• [Objective]
Write out every one of the following records word for word, leaving the pictures out.

• [Data lines]
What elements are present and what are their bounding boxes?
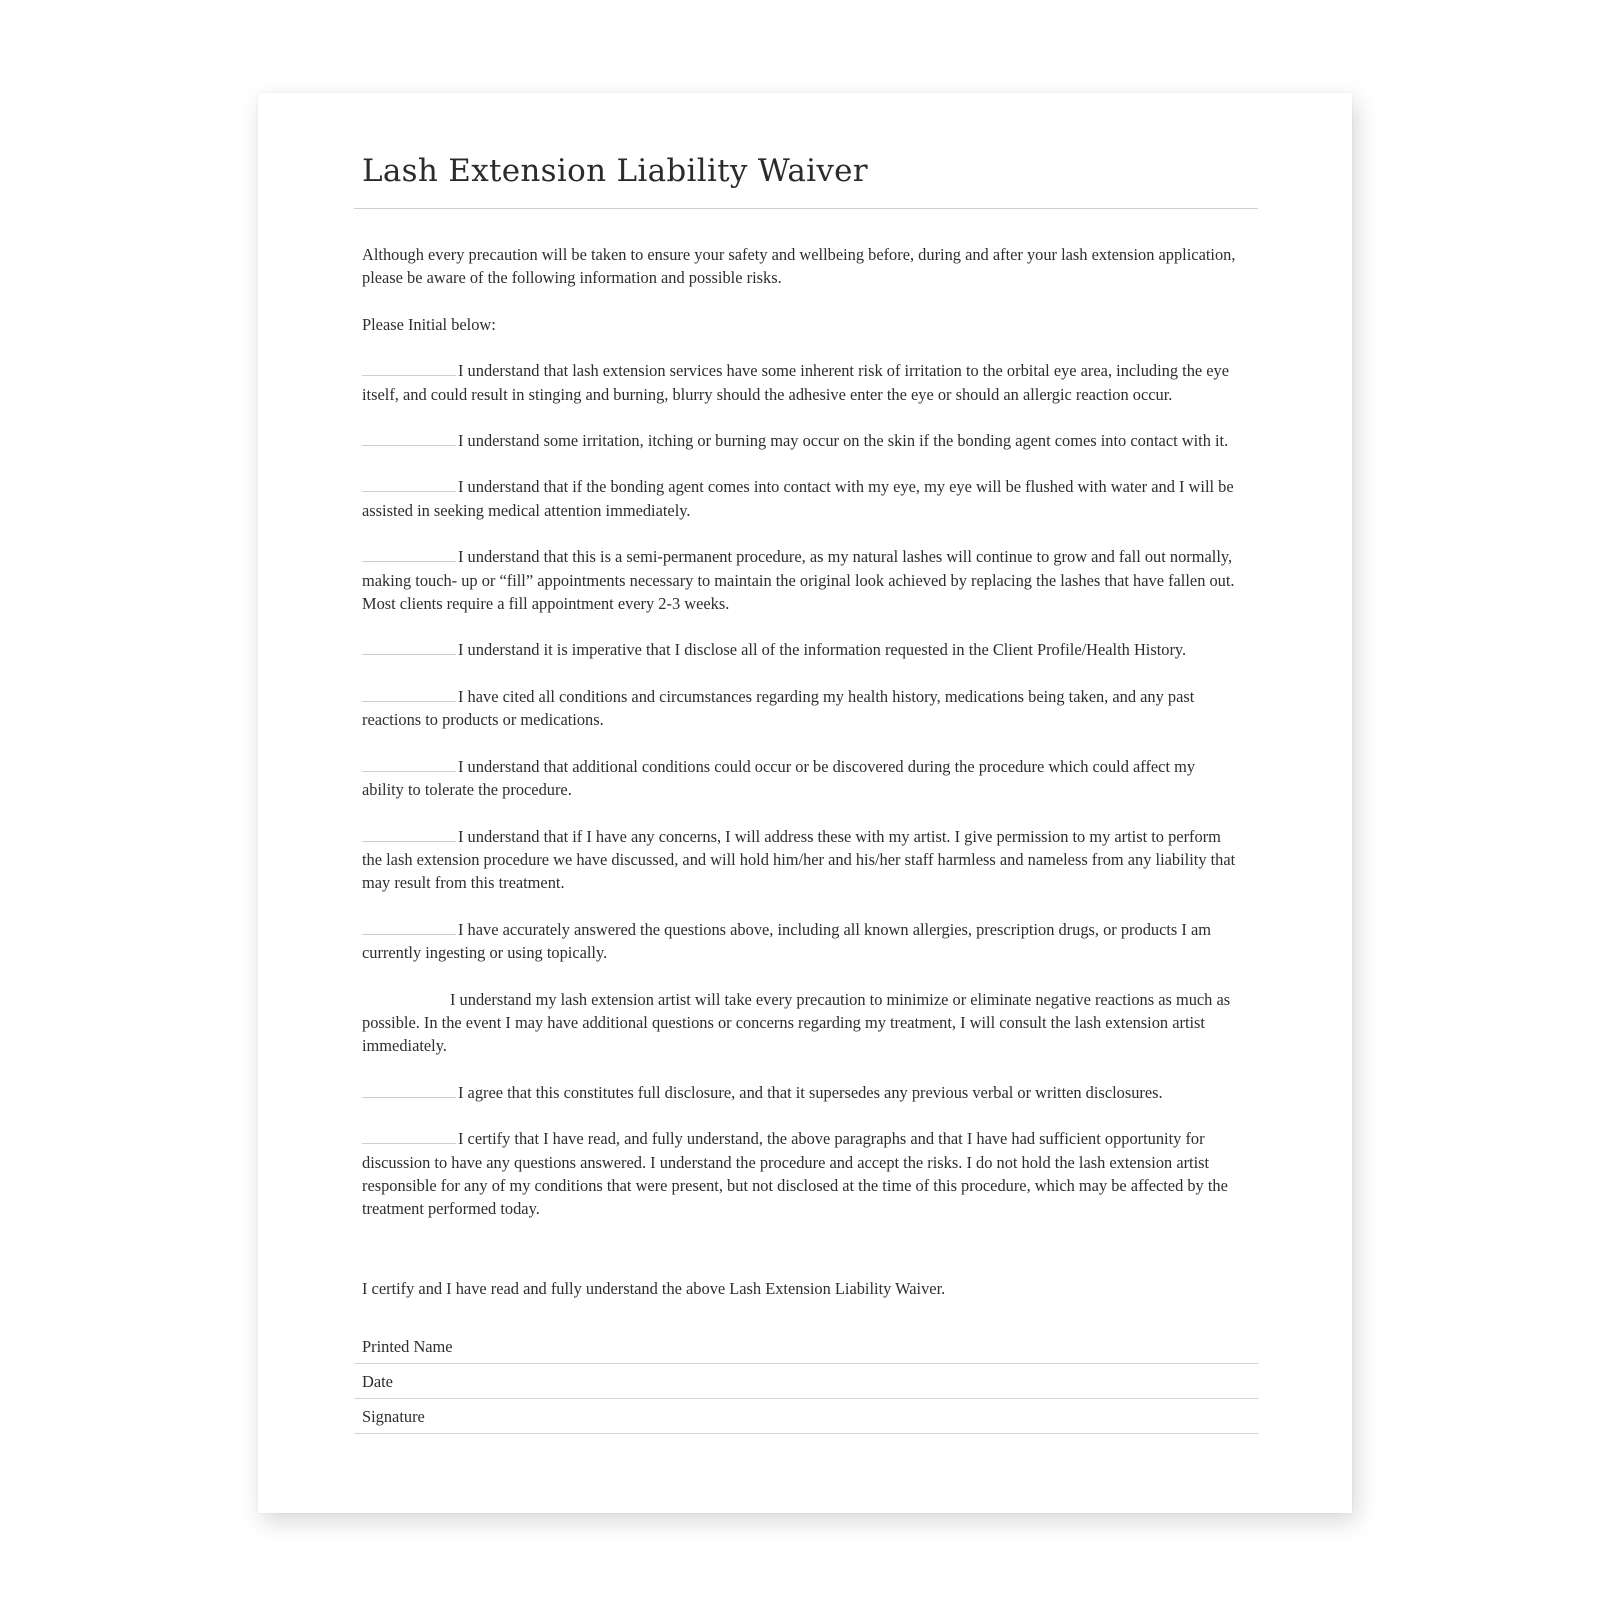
printed-name-field[interactable] [354,1329,1258,1364]
date-label: Date [362,1372,393,1391]
clause-text-2: I understand some irritation, itching or burning may occur on the skin if the bonding agent comes into contact with it. [458,431,1229,451]
clause-9 [362,918,1238,965]
initial-field-7[interactable] [362,763,456,772]
signature-label: Signature [362,1407,425,1426]
date-field[interactable] [354,1364,1258,1399]
clause-text-10: I understand my lash extension artist will take every precaution to minimize or eliminate negative reactions as much as possible. In the event I may have additional questions or concerns regarding my treatment, I will consult the lash extension artist immediately. [362,989,1231,1056]
clause-4 [362,545,1238,615]
certification-statement: I certify and I have read and fully understand the above Lash Extension Liability Waiver. [362,1279,946,1298]
clause-text-6: I have cited all conditions and circumstances regarding my health history, medications being taken, and any past reactions to products or medications. [362,686,1195,730]
clause-1 [362,359,1238,406]
clause-text-3: I understand that if the bonding agent comes into contact with my eye, my eye will be flushed with water and I will be assisted in seeking medical attention immediately. [362,477,1234,520]
clause-text-11: I agree that this constitutes full disclosure, and that it supersedes any previous verbal or written disclosures. [458,1082,1163,1102]
printed-name-label: Printed Name [362,1337,453,1356]
clause-5 [362,638,1238,661]
initial-field-8[interactable] [362,833,456,842]
initial-field-10[interactable] [362,997,450,1005]
clause-text-7: I understand that additional conditions could occur or be discovered during the procedure which could affect my ability to tolerate the procedure. [362,756,1196,800]
clause-text-12: I certify that I have read, and fully understand, the above paragraphs and that I have had sufficient opportunity for discussion to have any questions answered. I understand the procedure and accept the risks. I do not hold the lash extension artist responsible for any of my conditions that were present, but not disclosed at the time of this procedure, which may be affected by the treatment performed today. [362,1129,1228,1219]
title-divider [354,208,1258,209]
initial-field-2[interactable] [362,437,456,446]
initial-field-9[interactable] [362,926,456,935]
initial-field-6[interactable] [362,693,456,702]
clause-10 [362,988,1238,1058]
initial-field-3[interactable] [362,483,456,492]
waiver-body [362,243,1238,1244]
clause-text-5: I understand it is imperative that I disclose all of the information requested in the Client Profile/Health History. [458,640,1187,660]
clause-7 [362,755,1238,802]
waiver-page [258,93,1352,1513]
clause-12 [362,1127,1238,1221]
initial-instruction: Please Initial below: [362,314,496,334]
clause-3 [362,475,1238,522]
initial-field-5[interactable] [362,646,456,655]
signature-field[interactable] [354,1399,1258,1434]
page-title: Lash Extension Liability Waiver [362,153,868,189]
clause-2 [362,429,1238,452]
clause-text-9: I have accurately answered the questions above, including all known allergies, prescription drugs, or products I am currently ingesting or using topically. [362,919,1211,963]
intro-paragraph: Although every precaution will be taken to ensure your safety and wellbeing before, during and after your lash extension application, please be aware of the following information and possible risks. [362,245,1236,288]
clause-11 [362,1081,1238,1104]
initial-field-11[interactable] [362,1089,456,1098]
initial-field-1[interactable] [362,367,456,376]
initial-field-12[interactable] [362,1135,456,1144]
clause-text-1: I understand that lash extension services have some inherent risk of irritation to the orbital eye area, including the eye itself, and could result in stinging and burning, blurry should the adhesive enter the eye or should an allergic reaction occur. [362,361,1230,404]
clause-text-8: I understand that if I have any concerns, I will address these with my artist. I give permission to my artist to perform the lash extension procedure we have discussed, and will hold him/her and his/her staff harmless and nameless from any liability that may result from this treatment. [362,826,1236,893]
clause-6 [362,685,1238,732]
clause-text-4: I understand that this is a semi-permanent procedure, as my natural lashes will continue to grow and fall out normally, making touch- up or “fill” appointments necessary to maintain the original look achieved by replacing the lashes that have fallen out. Most clients require a fill appointment every 2-3 weeks. [362,547,1235,614]
clause-8 [362,825,1238,895]
initial-field-4[interactable] [362,553,456,562]
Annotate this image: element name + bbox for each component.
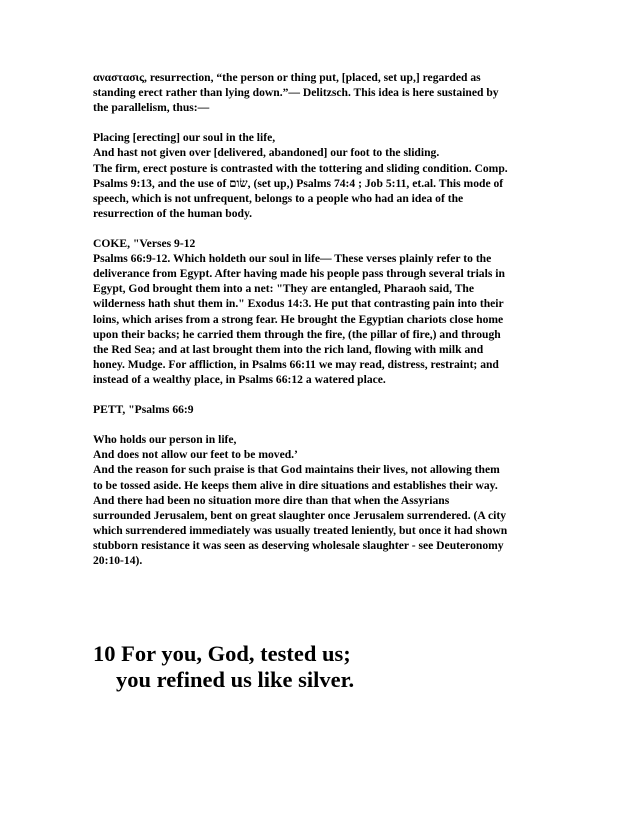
- text-line: And does not allow our feet to be moved.’: [93, 448, 298, 462]
- text-line: Psalms 66:9-12. Which holdeth our soul in life— These verses plainly refer to the: [93, 252, 492, 266]
- text-line: deliverance from Egypt. After having made his people pass through several trials in: [93, 267, 505, 281]
- commentary-body: [93, 70, 553, 568]
- text-line: instead of a wealthy place, in Psalms 66:12 a watered place.: [93, 372, 386, 386]
- commentary-paragraph-pett: [93, 432, 553, 568]
- text-line: the Red Sea; and at last brought them into the rich land, flowing with milk and: [93, 342, 484, 356]
- text-line: And there had been no situation more dire than that when the Assyrians: [93, 493, 450, 507]
- verse-line: you refined us like silver.: [116, 666, 355, 692]
- text-line: honey. Mudge. For affliction, in Psalms 66:11 we may read, distress, restraint; and: [93, 357, 499, 371]
- text-line: And the reason for such praise is that God maintains their lives, not allowing them: [93, 463, 500, 477]
- text-line: resurrection of the human body.: [93, 206, 252, 220]
- commentary-paragraph-parallelism: [93, 130, 553, 221]
- section-heading-pett: [93, 402, 553, 417]
- text-line: which surrendered immediately was usually treated leniently, but once it had shown: [93, 523, 508, 537]
- text-line: the parallelism, thus:—: [93, 101, 210, 115]
- text-line: wilderness hath shut them in." Exodus 14:3. He put that contrasting pain into their: [93, 297, 504, 311]
- text-line: 20:10-14).: [93, 554, 143, 567]
- text-line: The firm, erect posture is contrasted with the tottering and sliding condition. Comp.: [93, 161, 508, 175]
- text-line: Psalms 9:13, and the use of שׂום, (set up,) Psalms 74:4 ; Job 5:11, et.al. This mode of: [93, 176, 504, 190]
- text-line: And hast not given over [delivered, abandoned] our foot to the sliding.: [93, 146, 440, 160]
- section-heading-coke: COKE, "Verses 9-12: [93, 237, 196, 251]
- text-line: to be tossed aside. He keeps them alive in dire situations and establishes their way.: [93, 478, 498, 492]
- text-line: speech, which is not unfrequent, belongs to a people who had an idea of the: [93, 191, 464, 205]
- text-line: αναστασις, resurrection, “the person or thing put, [placed, set up,] regarded as: [93, 71, 481, 84]
- commentary-paragraph-delitzsch: [93, 70, 553, 115]
- verse-line: 10 For you, God, tested us;: [93, 641, 351, 666]
- text-line: loins, which arises from a strong fear. He brought the Egyptian chariots close home: [93, 312, 504, 326]
- text-line: Egypt, God brought them into a net: "They are entangled, Pharaoh said, The: [93, 282, 475, 296]
- text-line: Who holds our person in life,: [93, 433, 237, 447]
- text-line: Placing [erecting] our soul in the life,: [93, 131, 276, 145]
- text-line: stubborn resistance it was seen as deserving wholesale slaughter - see Deuteronomy: [93, 538, 504, 552]
- text-line: PETT, "Psalms 66:9: [93, 403, 194, 417]
- text-line: upon their backs; he carried them through the fire, (the pillar of fire,) and through: [93, 327, 501, 341]
- verse-heading: [93, 641, 553, 692]
- text-line: standing erect rather than lying down.”— Delitzsch. This idea is here sustained by: [93, 86, 499, 100]
- commentary-paragraph-coke: [93, 236, 553, 387]
- text-line: surrounded Jerusalem, bent on great slaughter once Jerusalem surrendered. (A city: [93, 508, 507, 522]
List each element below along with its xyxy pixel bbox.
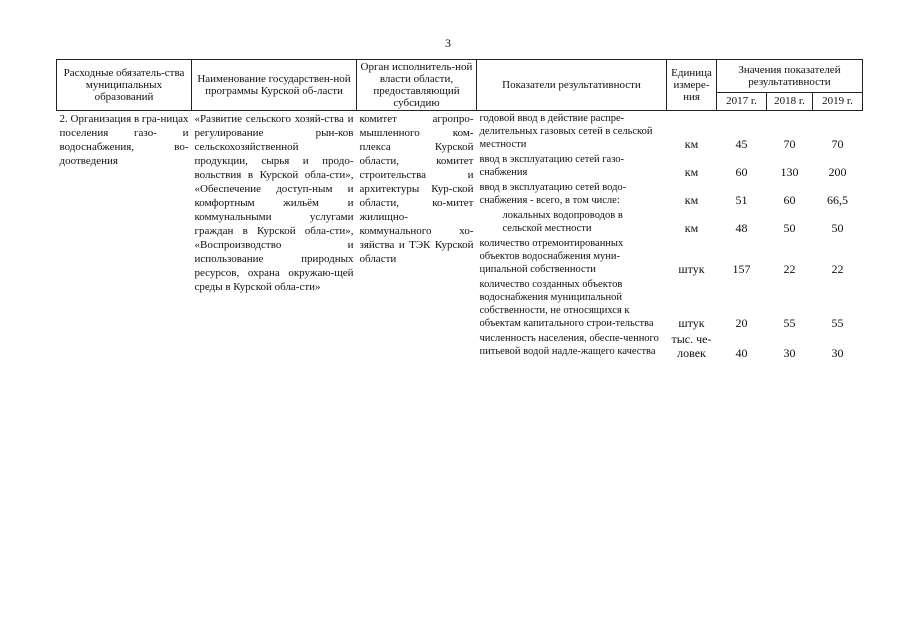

• [Task solution]
What elements are present and what are their bounding boxes?
printed-name-field[interactable] [354,1329,1258,1364]
date-label: Date [362,1372,393,1391]
clause-text-2: I understand some irritation, itching or burning may occur on the skin if the bonding agent comes into contact with it. [458,431,1229,451]
clause-9 [362,918,1238,965]
initial-field-7[interactable] [362,763,456,772]
signature-label: Signature [362,1407,425,1426]
date-field[interactable] [354,1364,1258,1399]
clause-text-10: I understand my lash extension artist will take every precaution to minimize or eliminate negative reactions as much as possible. In the event I may have additional questions or concerns regarding my treatment, I will consult the lash extension artist immediately. [362,989,1231,1056]
clause-4 [362,545,1238,615]
certification-statement: I certify and I have read and fully understand the above Lash Extension Liability Waiver. [362,1279,946,1298]
clause-text-6: I have cited all conditions and circumstances regarding my health history, medications being taken, and any past reactions to products or medications. [362,686,1195,730]
clause-1 [362,359,1238,406]
clause-text-3: I understand that if the bonding agent comes into contact with my eye, my eye will be flushed with water and I will be assisted in seeking medical attention immediately. [362,477,1234,520]
clause-text-11: I agree that this constitutes full disclosure, and that it supersedes any previous verbal or written disclosures. [458,1082,1163,1102]
printed-name-label: Printed Name [362,1337,453,1356]
clause-5 [362,638,1238,661]
initial-field-8[interactable] [362,833,456,842]
initial-field-10[interactable] [362,997,450,1005]
clause-text-7: I understand that additional conditions could occur or be discovered during the procedure which could affect my ability to tolerate the procedure. [362,756,1196,800]
clause-text-12: I certify that I have read, and fully understand, the above paragraphs and that I have had sufficient opportunity for discussion to have any questions answered. I understand the procedure and accept the risks. I do not hold the lash extension artist responsible for any of my conditions that were present, but not disclosed at the time of this procedure, which may be affected by the treatment performed today. [362,1129,1228,1219]
title-divider [354,208,1258,209]
initial-field-2[interactable] [362,437,456,446]
initial-field-9[interactable] [362,926,456,935]
initial-field-6[interactable] [362,693,456,702]
clause-10 [362,988,1238,1058]
initial-field-3[interactable] [362,483,456,492]
waiver-body [362,243,1238,1244]
clause-text-5: I understand it is imperative that I disclose all of the information requested in the Client Profile/Health History. [458,640,1187,660]
clause-7 [362,755,1238,802]
waiver-page [258,93,1352,1513]
clause-12 [362,1127,1238,1221]
initial-instruction: Please Initial below: [362,314,496,334]
clause-3 [362,475,1238,522]
initial-field-5[interactable] [362,646,456,655]
signature-field[interactable] [354,1399,1258,1434]
page-title: Lash Extension Liability Waiver [362,153,868,189]
clause-2 [362,429,1238,452]
clause-text-9: I have accurately answered the questions above, including all known allergies, prescription drugs, or products I am currently ingesting or using topically. [362,919,1211,963]
intro-paragraph: Although every precaution will be taken to ensure your safety and wellbeing before, during and after your lash extension application, please be aware of the following information and possible risks. [362,245,1236,288]
clause-11 [362,1081,1238,1104]
initial-field-11[interactable] [362,1089,456,1098]
initial-field-1[interactable] [362,367,456,376]
initial-field-12[interactable] [362,1135,456,1144]
clause-text-1: I understand that lash extension services have some inherent risk of irritation to the orbital eye area, including the eye itself, and could result in stinging and burning, blurry should the adhesive enter the eye or should an allergic reaction occur. [362,361,1230,404]
clause-text-8: I understand that if I have any concerns, I will address these with my artist. I give permission to my artist to perform the lash extension procedure we have discussed, and will hold him/her and his/her staff harmless and nameless from any liability that may result from this treatment. [362,826,1236,893]
clause-6 [362,685,1238,732]
clause-text-4: I understand that this is a semi-permanent procedure, as my natural lashes will continue to grow and fall out normally, making touch- up or “fill” appointments necessary to maintain the original look achieved by replacing the lashes that have fallen out. Most clients require a fill appointment every 2-3 weeks. [362,547,1235,614]
clause-8 [362,825,1238,895]
initial-field-4[interactable] [362,553,456,562]
Annotate this image: element name + bbox for each component.
- text-line: And does not allow our feet to be moved.’: [93, 448, 298, 462]
- text-line: Psalms 66:9-12. Which holdeth our soul in life— These verses plainly refer to the: [93, 252, 492, 266]
- text-line: deliverance from Egypt. After having made his people pass through several trials in: [93, 267, 505, 281]
- commentary-body: [93, 70, 553, 568]
- text-line: instead of a wealthy place, in Psalms 66:12 a watered place.: [93, 372, 386, 386]
- commentary-paragraph-pett: [93, 432, 553, 568]
- text-line: the Red Sea; and at last brought them into the rich land, flowing with milk and: [93, 342, 484, 356]
- text-line: And there had been no situation more dire than that when the Assyrians: [93, 493, 450, 507]
- verse-line: you refined us like silver.: [116, 666, 355, 692]
- text-line: honey. Mudge. For affliction, in Psalms 66:11 we may read, distress, restraint; and: [93, 357, 499, 371]
- text-line: And the reason for such praise is that God maintains their lives, not allowing them: [93, 463, 500, 477]
- text-line: resurrection of the human body.: [93, 206, 252, 220]
- commentary-paragraph-parallelism: [93, 130, 553, 221]
- section-heading-pett: [93, 402, 553, 417]
- text-line: which surrendered immediately was usually treated leniently, but once it had shown: [93, 523, 508, 537]
- text-line: the parallelism, thus:—: [93, 101, 210, 115]
- text-line: wilderness hath shut them in." Exodus 14:3. He put that contrasting pain into their: [93, 297, 504, 311]
- text-line: 20:10-14).: [93, 554, 143, 567]
- text-line: The firm, erect posture is contrasted with the tottering and sliding condition. Comp.: [93, 161, 508, 175]
- text-line: Psalms 9:13, and the use of שׂום, (set up,) Psalms 74:4 ; Job 5:11, et.al. This mode of: [93, 176, 504, 190]
- text-line: And hast not given over [delivered, abandoned] our foot to the sliding.: [93, 146, 440, 160]
- section-heading-coke: COKE, "Verses 9-12: [93, 237, 196, 251]
- text-line: to be tossed aside. He keeps them alive in dire situations and establishes their way.: [93, 478, 498, 492]
- text-line: speech, which is not unfrequent, belongs to a people who had an idea of the: [93, 191, 464, 205]
- text-line: αναστασις, resurrection, “the person or thing put, [placed, set up,] regarded as: [93, 71, 481, 84]
- commentary-paragraph-delitzsch: [93, 70, 553, 115]
- verse-line: 10 For you, God, tested us;: [93, 641, 351, 666]
- text-line: loins, which arises from a strong fear. He brought the Egyptian chariots close home: [93, 312, 504, 326]
- text-line: Egypt, God brought them into a net: "They are entangled, Pharaoh said, The: [93, 282, 475, 296]
- text-line: Who holds our person in life,: [93, 433, 237, 447]
- text-line: Placing [erecting] our soul in the life,: [93, 131, 276, 145]
- text-line: stubborn resistance it was seen as deserving wholesale slaughter - see Deuteronomy: [93, 538, 504, 552]
- text-line: PETT, "Psalms 66:9: [93, 403, 194, 417]
- text-line: upon their backs; he carried them through the fire, (the pillar of fire,) and through: [93, 327, 501, 341]
- verse-heading: [93, 641, 553, 692]
- text-line: standing erect rather than lying down.”— Delitzsch. This idea is here sustained by: [93, 86, 499, 100]
- commentary-paragraph-coke: [93, 236, 553, 387]
- text-line: surrounded Jerusalem, bent on great slaughter once Jerusalem surrendered. (A city: [93, 508, 507, 522]
List each element below along with its xyxy pixel bbox.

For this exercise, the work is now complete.